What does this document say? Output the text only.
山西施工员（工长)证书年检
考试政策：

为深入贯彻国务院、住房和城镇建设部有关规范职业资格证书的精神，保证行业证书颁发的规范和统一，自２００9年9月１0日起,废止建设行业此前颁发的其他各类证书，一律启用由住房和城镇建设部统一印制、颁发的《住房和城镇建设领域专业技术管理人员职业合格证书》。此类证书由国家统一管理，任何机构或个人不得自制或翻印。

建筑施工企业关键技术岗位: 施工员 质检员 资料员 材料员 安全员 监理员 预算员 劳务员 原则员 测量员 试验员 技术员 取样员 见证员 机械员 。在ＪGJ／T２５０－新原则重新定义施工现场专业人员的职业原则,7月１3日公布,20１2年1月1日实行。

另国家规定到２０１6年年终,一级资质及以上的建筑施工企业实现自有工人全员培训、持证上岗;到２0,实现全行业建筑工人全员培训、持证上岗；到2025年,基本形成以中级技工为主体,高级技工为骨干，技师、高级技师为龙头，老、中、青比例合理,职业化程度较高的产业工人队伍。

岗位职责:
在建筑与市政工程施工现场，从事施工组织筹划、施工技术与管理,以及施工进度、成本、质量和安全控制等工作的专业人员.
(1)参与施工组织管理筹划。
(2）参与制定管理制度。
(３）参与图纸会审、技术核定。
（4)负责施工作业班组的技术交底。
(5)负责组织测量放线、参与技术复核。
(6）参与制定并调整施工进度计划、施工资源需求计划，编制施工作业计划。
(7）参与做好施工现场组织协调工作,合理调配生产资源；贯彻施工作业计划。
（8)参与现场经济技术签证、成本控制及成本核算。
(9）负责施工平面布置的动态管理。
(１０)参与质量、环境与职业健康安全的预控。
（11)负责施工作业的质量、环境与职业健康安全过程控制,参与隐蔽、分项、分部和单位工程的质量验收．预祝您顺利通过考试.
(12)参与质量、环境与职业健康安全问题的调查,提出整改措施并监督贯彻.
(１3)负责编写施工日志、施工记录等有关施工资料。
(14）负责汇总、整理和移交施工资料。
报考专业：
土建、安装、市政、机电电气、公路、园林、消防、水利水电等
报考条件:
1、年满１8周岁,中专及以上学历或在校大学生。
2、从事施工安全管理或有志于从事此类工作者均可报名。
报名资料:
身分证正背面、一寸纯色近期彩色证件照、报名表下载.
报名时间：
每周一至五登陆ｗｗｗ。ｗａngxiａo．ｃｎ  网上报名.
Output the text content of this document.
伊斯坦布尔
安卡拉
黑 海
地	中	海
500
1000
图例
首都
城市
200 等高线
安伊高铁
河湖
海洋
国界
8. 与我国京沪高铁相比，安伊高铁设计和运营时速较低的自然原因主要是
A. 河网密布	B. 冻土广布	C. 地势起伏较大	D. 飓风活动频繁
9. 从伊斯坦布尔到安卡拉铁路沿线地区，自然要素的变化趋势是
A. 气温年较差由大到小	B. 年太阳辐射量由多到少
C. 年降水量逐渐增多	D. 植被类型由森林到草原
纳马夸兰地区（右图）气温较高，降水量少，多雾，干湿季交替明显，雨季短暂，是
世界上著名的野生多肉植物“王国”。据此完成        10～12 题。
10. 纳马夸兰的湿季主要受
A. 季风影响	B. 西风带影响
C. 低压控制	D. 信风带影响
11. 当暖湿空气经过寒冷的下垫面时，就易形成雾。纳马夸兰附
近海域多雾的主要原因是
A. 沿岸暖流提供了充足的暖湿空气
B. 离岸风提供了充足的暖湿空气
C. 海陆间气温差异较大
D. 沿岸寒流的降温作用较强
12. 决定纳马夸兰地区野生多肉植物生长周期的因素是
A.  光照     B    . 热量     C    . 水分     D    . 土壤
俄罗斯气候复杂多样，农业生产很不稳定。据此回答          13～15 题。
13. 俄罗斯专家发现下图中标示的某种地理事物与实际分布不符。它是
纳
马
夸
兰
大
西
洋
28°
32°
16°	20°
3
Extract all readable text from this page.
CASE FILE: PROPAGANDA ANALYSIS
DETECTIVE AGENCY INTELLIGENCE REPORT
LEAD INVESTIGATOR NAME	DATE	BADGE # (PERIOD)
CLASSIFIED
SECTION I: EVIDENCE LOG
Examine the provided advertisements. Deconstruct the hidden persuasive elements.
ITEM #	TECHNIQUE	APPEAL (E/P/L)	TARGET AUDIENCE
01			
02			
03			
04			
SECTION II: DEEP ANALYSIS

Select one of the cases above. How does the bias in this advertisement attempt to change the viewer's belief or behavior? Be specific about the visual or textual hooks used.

■ Exercise requirements ■
Quote, word for word, every line starting at the one that contains "Extract all readable text from this page." and ending with the final line of the entries.

■ Finished exercise ■
Extract all readable text from this page.
CASE FILE: PROPAGANDA ANALYSIS
DETECTIVE AGENCY INTELLIGENCE REPORT
LEAD INVESTIGATOR NAME	DATE	BADGE # (PERIOD)
CLASSIFIED
SECTION I: EVIDENCE LOG
Examine the provided advertisements. Deconstruct the hidden persuasive elements.
ITEM #	TECHNIQUE	APPEAL (E/P/L)	TARGET AUDIENCE
01			
02			
03			
04			
SECTION II: DEEP ANALYSIS

Select one of the cases above. How does the bias in this advertisement attempt to change the viewer's belief or behavior? Be specific about the visual or textual hooks used.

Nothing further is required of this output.